[INPUT ROWS]
⟨
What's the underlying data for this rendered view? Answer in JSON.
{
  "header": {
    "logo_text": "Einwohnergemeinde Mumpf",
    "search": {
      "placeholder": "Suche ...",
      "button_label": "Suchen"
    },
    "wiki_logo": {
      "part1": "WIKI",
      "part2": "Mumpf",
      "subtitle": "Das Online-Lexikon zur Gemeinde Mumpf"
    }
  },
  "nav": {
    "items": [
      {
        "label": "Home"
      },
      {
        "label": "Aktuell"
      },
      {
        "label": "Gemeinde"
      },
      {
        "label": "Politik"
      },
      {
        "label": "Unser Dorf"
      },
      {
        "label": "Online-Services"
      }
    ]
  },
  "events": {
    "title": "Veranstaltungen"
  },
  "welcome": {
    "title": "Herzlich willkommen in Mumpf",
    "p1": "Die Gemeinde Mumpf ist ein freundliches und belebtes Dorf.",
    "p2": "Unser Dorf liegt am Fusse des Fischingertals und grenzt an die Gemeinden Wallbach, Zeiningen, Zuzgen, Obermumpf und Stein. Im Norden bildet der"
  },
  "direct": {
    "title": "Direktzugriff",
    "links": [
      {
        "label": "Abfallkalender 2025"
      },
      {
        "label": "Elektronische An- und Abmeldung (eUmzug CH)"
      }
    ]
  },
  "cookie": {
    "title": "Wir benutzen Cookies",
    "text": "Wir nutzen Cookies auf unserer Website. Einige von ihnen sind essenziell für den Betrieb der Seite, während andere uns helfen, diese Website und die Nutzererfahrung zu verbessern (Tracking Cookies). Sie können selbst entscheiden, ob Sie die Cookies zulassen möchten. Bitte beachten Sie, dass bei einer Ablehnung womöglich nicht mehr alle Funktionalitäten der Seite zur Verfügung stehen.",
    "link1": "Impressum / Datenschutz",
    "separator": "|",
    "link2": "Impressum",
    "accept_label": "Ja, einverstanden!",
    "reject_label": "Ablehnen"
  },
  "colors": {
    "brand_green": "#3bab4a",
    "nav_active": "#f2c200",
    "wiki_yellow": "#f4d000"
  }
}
⟩
[WORK REQUIRED] From the listing above, extract every line exactly as it stands.

[SOLUTION]
What's the underlying data for this rendered view? Answer in JSON.
{
  "header": {
    "logo_text": "Einwohnergemeinde Mumpf",
    "search": {
      "placeholder": "Suche ...",
      "button_label": "Suchen"
    },
    "wiki_logo": {
      "part1": "WIKI",
      "part2": "Mumpf",
      "subtitle": "Das Online-Lexikon zur Gemeinde Mumpf"
    }
  },
  "nav": {
    "items": [
      {
        "label": "Home"
      },
      {
        "label": "Aktuell"
      },
      {
        "label": "Gemeinde"
      },
      {
        "label": "Politik"
      },
      {
        "label": "Unser Dorf"
      },
      {
        "label": "Online-Services"
      }
    ]
  },
  "events": {
    "title": "Veranstaltungen"
  },
  "welcome": {
    "title": "Herzlich willkommen in Mumpf",
    "p1": "Die Gemeinde Mumpf ist ein freundliches und belebtes Dorf.",
    "p2": "Unser Dorf liegt am Fusse des Fischingertals und grenzt an die Gemeinden Wallbach, Zeiningen, Zuzgen, Obermumpf und Stein. Im Norden bildet der"
  },
  "direct": {
    "title": "Direktzugriff",
    "links": [
      {
        "label": "Abfallkalender 2025"
      },
      {
        "label": "Elektronische An- und Abmeldung (eUmzug CH)"
      }
    ]
  },
  "cookie": {
    "title": "Wir benutzen Cookies",
    "text": "Wir nutzen Cookies auf unserer Website. Einige von ihnen sind essenziell für den Betrieb der Seite, während andere uns helfen, diese Website und die Nutzererfahrung zu verbessern (Tracking Cookies). Sie können selbst entscheiden, ob Sie die Cookies zulassen möchten. Bitte beachten Sie, dass bei einer Ablehnung womöglich nicht mehr alle Funktionalitäten der Seite zur Verfügung stehen.",
    "link1": "Impressum / Datenschutz",
    "separator": "|",
    "link2": "Impressum",
    "accept_label": "Ja, einverstanden!",
    "reject_label": "Ablehnen"
  },
  "colors": {
    "brand_green": "#3bab4a",
    "nav_active": "#f2c200",
    "wiki_yellow": "#f4d000"
  }
}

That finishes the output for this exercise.